- Work to complete -
The exercise asks for every line of the data to be reproduced exactly.

- Material to process -
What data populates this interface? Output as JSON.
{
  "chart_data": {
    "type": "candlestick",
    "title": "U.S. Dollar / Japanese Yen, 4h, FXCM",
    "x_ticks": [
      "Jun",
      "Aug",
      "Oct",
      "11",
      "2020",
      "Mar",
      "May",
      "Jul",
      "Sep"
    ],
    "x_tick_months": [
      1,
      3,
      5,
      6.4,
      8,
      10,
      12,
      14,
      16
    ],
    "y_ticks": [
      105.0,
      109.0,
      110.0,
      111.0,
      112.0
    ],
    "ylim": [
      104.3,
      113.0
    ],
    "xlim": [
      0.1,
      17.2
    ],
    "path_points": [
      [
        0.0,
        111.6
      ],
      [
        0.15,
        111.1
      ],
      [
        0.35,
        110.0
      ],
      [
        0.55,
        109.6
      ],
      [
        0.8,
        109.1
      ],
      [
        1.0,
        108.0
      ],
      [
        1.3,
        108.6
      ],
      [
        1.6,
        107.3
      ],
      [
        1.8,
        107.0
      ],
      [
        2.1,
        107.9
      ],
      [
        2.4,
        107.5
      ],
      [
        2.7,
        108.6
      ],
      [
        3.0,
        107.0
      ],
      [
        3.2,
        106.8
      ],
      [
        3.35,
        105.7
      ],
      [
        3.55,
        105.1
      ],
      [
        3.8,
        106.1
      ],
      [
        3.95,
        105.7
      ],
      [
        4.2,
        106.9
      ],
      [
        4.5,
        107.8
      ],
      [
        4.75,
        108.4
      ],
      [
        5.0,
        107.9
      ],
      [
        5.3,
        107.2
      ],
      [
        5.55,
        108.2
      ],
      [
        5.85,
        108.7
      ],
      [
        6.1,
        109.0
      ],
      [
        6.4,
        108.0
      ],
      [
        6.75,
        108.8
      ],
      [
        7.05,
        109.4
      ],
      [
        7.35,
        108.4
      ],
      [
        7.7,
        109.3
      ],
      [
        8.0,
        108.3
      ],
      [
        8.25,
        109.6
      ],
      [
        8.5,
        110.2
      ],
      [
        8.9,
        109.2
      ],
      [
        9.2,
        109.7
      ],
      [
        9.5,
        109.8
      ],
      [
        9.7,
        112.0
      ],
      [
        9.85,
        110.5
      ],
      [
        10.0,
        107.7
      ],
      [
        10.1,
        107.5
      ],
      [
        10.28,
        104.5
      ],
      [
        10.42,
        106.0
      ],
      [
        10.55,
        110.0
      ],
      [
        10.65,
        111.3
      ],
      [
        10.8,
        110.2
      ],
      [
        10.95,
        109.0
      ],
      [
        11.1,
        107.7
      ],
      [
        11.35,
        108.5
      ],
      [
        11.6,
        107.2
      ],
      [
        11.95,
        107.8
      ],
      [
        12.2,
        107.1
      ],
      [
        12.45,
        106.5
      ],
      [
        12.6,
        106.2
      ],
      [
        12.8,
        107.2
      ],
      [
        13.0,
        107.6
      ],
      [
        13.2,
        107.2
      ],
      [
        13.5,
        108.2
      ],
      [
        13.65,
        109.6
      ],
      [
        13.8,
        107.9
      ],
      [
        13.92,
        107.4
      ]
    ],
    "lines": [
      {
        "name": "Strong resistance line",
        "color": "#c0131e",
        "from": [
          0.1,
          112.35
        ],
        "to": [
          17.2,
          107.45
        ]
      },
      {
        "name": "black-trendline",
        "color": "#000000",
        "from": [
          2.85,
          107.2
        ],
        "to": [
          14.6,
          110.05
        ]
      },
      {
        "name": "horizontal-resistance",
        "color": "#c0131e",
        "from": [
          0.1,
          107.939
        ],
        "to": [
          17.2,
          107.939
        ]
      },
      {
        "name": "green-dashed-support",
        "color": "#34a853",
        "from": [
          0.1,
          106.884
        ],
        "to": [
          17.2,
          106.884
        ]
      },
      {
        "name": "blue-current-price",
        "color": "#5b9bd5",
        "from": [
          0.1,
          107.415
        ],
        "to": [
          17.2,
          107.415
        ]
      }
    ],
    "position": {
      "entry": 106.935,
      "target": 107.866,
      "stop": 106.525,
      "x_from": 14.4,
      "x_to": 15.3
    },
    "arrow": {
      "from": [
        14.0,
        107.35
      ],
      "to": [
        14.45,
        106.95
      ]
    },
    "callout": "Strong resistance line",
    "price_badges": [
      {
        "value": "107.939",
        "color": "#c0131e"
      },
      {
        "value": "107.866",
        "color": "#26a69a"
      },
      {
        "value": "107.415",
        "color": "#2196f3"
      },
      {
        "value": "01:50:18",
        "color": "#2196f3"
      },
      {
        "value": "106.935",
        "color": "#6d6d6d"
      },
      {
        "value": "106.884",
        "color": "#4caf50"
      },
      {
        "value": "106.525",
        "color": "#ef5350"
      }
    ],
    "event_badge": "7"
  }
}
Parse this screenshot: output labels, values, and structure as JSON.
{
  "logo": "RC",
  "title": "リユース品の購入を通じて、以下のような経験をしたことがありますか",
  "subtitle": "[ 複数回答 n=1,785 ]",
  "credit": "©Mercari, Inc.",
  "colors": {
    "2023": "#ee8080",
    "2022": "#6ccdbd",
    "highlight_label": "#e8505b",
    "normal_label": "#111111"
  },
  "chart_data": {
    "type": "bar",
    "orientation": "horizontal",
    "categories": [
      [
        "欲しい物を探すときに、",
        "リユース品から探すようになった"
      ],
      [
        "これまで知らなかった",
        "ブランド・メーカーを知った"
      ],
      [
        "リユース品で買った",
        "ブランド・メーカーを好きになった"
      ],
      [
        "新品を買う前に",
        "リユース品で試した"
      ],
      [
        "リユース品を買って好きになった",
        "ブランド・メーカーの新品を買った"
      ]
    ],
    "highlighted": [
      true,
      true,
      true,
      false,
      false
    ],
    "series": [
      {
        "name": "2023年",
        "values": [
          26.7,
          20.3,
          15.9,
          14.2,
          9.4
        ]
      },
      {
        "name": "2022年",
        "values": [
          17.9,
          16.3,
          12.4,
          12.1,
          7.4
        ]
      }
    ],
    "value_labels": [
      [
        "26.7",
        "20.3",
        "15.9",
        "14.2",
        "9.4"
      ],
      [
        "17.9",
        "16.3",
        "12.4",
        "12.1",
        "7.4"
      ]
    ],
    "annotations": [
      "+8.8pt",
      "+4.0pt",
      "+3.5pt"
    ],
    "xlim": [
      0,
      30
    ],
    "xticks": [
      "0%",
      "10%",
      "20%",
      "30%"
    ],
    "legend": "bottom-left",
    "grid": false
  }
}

- Response -
What data populates this interface? Output as JSON.
{
  "chart_data": {
    "type": "candlestick",
    "title": "U.S. Dollar / Japanese Yen, 4h, FXCM",
    "x_ticks": [
      "Jun",
      "Aug",
      "Oct",
      "11",
      "2020",
      "Mar",
      "May",
      "Jul",
      "Sep"
    ],
    "x_tick_months": [
      1,
      3,
      5,
      6.4,
      8,
      10,
      12,
      14,
      16
    ],
    "y_ticks": [
      105.0,
      109.0,
      110.0,
      111.0,
      112.0
    ],
    "ylim": [
      104.3,
      113.0
    ],
    "xlim": [
      0.1,
      17.2
    ],
    "path_points": [
      [
        0.0,
        111.6
      ],
      [
        0.15,
        111.1
      ],
      [
        0.35,
        110.0
      ],
      [
        0.55,
        109.6
      ],
      [
        0.8,
        109.1
      ],
      [
        1.0,
        108.0
      ],
      [
        1.3,
        108.6
      ],
      [
        1.6,
        107.3
      ],
      [
        1.8,
        107.0
      ],
      [
        2.1,
        107.9
      ],
      [
        2.4,
        107.5
      ],
      [
        2.7,
        108.6
      ],
      [
        3.0,
        107.0
      ],
      [
        3.2,
        106.8
      ],
      [
        3.35,
        105.7
      ],
      [
        3.55,
        105.1
      ],
      [
        3.8,
        106.1
      ],
      [
        3.95,
        105.7
      ],
      [
        4.2,
        106.9
      ],
      [
        4.5,
        107.8
      ],
      [
        4.75,
        108.4
      ],
      [
        5.0,
        107.9
      ],
      [
        5.3,
        107.2
      ],
      [
        5.55,
        108.2
      ],
      [
        5.85,
        108.7
      ],
      [
        6.1,
        109.0
      ],
      [
        6.4,
        108.0
      ],
      [
        6.75,
        108.8
      ],
      [
        7.05,
        109.4
      ],
      [
        7.35,
        108.4
      ],
      [
        7.7,
        109.3
      ],
      [
        8.0,
        108.3
      ],
      [
        8.25,
        109.6
      ],
      [
        8.5,
        110.2
      ],
      [
        8.9,
        109.2
      ],
      [
        9.2,
        109.7
      ],
      [
        9.5,
        109.8
      ],
      [
        9.7,
        112.0
      ],
      [
        9.85,
        110.5
      ],
      [
        10.0,
        107.7
      ],
      [
        10.1,
        107.5
      ],
      [
        10.28,
        104.5
      ],
      [
        10.42,
        106.0
      ],
      [
        10.55,
        110.0
      ],
      [
        10.65,
        111.3
      ],
      [
        10.8,
        110.2
      ],
      [
        10.95,
        109.0
      ],
      [
        11.1,
        107.7
      ],
      [
        11.35,
        108.5
      ],
      [
        11.6,
        107.2
      ],
      [
        11.95,
        107.8
      ],
      [
        12.2,
        107.1
      ],
      [
        12.45,
        106.5
      ],
      [
        12.6,
        106.2
      ],
      [
        12.8,
        107.2
      ],
      [
        13.0,
        107.6
      ],
      [
        13.2,
        107.2
      ],
      [
        13.5,
        108.2
      ],
      [
        13.65,
        109.6
      ],
      [
        13.8,
        107.9
      ],
      [
        13.92,
        107.4
      ]
    ],
    "lines": [
      {
        "name": "Strong resistance line",
        "color": "#c0131e",
        "from": [
          0.1,
          112.35
        ],
        "to": [
          17.2,
          107.45
        ]
      },
      {
        "name": "black-trendline",
        "color": "#000000",
        "from": [
          2.85,
          107.2
        ],
        "to": [
          14.6,
          110.05
        ]
      },
      {
        "name": "horizontal-resistance",
        "color": "#c0131e",
        "from": [
          0.1,
          107.939
        ],
        "to": [
          17.2,
          107.939
        ]
      },
      {
        "name": "green-dashed-support",
        "color": "#34a853",
        "from": [
          0.1,
          106.884
        ],
        "to": [
          17.2,
          106.884
        ]
      },
      {
        "name": "blue-current-price",
        "color": "#5b9bd5",
        "from": [
          0.1,
          107.415
        ],
        "to": [
          17.2,
          107.415
        ]
      }
    ],
    "position": {
      "entry": 106.935,
      "target": 107.866,
      "stop": 106.525,
      "x_from": 14.4,
      "x_to": 15.3
    },
    "arrow": {
      "from": [
        14.0,
        107.35
      ],
      "to": [
        14.45,
        106.95
      ]
    },
    "callout": "Strong resistance line",
    "price_badges": [
      {
        "value": "107.939",
        "color": "#c0131e"
      },
      {
        "value": "107.866",
        "color": "#26a69a"
      },
      {
        "value": "107.415",
        "color": "#2196f3"
      },
      {
        "value": "01:50:18",
        "color": "#2196f3"
      },
      {
        "value": "106.935",
        "color": "#6d6d6d"
      },
      {
        "value": "106.884",
        "color": "#4caf50"
      },
      {
        "value": "106.525",
        "color": "#ef5350"
      }
    ],
    "event_badge": "7"
  }
}
Parse this screenshot: output labels, values, and structure as JSON.
{
  "logo": "RC",
  "title": "リユース品の購入を通じて、以下のような経験をしたことがありますか",
  "subtitle": "[ 複数回答 n=1,785 ]",
  "credit": "©Mercari, Inc.",
  "colors": {
    "2023": "#ee8080",
    "2022": "#6ccdbd",
    "highlight_label": "#e8505b",
    "normal_label": "#111111"
  },
  "chart_data": {
    "type": "bar",
    "orientation": "horizontal",
    "categories": [
      [
        "欲しい物を探すときに、",
        "リユース品から探すようになった"
      ],
      [
        "これまで知らなかった",
        "ブランド・メーカーを知った"
      ],
      [
        "リユース品で買った",
        "ブランド・メーカーを好きになった"
      ],
      [
        "新品を買う前に",
        "リユース品で試した"
      ],
      [
        "リユース品を買って好きになった",
        "ブランド・メーカーの新品を買った"
      ]
    ],
    "highlighted": [
      true,
      true,
      true,
      false,
      false
    ],
    "series": [
      {
        "name": "2023年",
        "values": [
          26.7,
          20.3,
          15.9,
          14.2,
          9.4
        ]
      },
      {
        "name": "2022年",
        "values": [
          17.9,
          16.3,
          12.4,
          12.1,
          7.4
        ]
      }
    ],
    "value_labels": [
      [
        "26.7",
        "20.3",
        "15.9",
        "14.2",
        "9.4"
      ],
      [
        "17.9",
        "16.3",
        "12.4",
        "12.1",
        "7.4"
      ]
    ],
    "annotations": [
      "+8.8pt",
      "+4.0pt",
      "+3.5pt"
    ],
    "xlim": [
      0,
      30
    ],
    "xticks": [
      "0%",
      "10%",
      "20%",
      "30%"
    ],
    "legend": "bottom-left",
    "grid": false
  }
}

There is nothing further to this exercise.